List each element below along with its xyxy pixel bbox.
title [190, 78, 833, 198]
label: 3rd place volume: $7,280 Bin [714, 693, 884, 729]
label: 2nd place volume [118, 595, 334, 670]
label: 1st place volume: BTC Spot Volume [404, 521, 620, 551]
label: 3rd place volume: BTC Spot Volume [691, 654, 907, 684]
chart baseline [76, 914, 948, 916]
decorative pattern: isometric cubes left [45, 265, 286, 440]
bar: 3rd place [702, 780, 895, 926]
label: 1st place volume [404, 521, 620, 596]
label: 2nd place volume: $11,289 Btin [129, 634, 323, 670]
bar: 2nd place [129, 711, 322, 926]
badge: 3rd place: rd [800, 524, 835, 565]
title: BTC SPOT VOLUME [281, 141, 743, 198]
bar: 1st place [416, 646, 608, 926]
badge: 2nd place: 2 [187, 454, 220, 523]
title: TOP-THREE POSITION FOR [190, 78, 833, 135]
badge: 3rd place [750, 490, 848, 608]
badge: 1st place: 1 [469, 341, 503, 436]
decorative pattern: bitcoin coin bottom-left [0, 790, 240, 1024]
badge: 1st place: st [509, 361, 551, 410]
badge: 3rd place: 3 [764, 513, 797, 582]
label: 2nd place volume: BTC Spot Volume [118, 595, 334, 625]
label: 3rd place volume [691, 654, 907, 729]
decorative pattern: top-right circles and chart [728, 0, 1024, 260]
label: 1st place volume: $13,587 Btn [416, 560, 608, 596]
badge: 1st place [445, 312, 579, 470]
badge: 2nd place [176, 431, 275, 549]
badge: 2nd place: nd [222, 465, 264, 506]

● ● ●

Problem to solve: Reproduce every line of the data above verbatim, with no alterations, omissions, or additions.

Task response:
List each element below along with its xyxy pixel bbox.
title [190, 78, 833, 198]
label: 3rd place volume: $7,280 Bin [714, 693, 884, 729]
label: 2nd place volume [118, 595, 334, 670]
label: 1st place volume: BTC Spot Volume [404, 521, 620, 551]
label: 3rd place volume: BTC Spot Volume [691, 654, 907, 684]
chart baseline [76, 914, 948, 916]
decorative pattern: isometric cubes left [45, 265, 286, 440]
bar: 3rd place [702, 780, 895, 926]
label: 1st place volume [404, 521, 620, 596]
label: 2nd place volume: $11,289 Btin [129, 634, 323, 670]
bar: 2nd place [129, 711, 322, 926]
badge: 3rd place: rd [800, 524, 835, 565]
title: BTC SPOT VOLUME [281, 141, 743, 198]
bar: 1st place [416, 646, 608, 926]
badge: 2nd place: 2 [187, 454, 220, 523]
title: TOP-THREE POSITION FOR [190, 78, 833, 135]
badge: 3rd place [750, 490, 848, 608]
badge: 1st place: 1 [469, 341, 503, 436]
decorative pattern: bitcoin coin bottom-left [0, 790, 240, 1024]
badge: 1st place: st [509, 361, 551, 410]
badge: 3rd place: 3 [764, 513, 797, 582]
label: 2nd place volume: BTC Spot Volume [118, 595, 334, 625]
label: 3rd place volume [691, 654, 907, 729]
decorative pattern: top-right circles and chart [728, 0, 1024, 260]
label: 1st place volume: $13,587 Btn [416, 560, 608, 596]
badge: 1st place [445, 312, 579, 470]
badge: 2nd place [176, 431, 275, 549]
badge: 2nd place: nd [222, 465, 264, 506]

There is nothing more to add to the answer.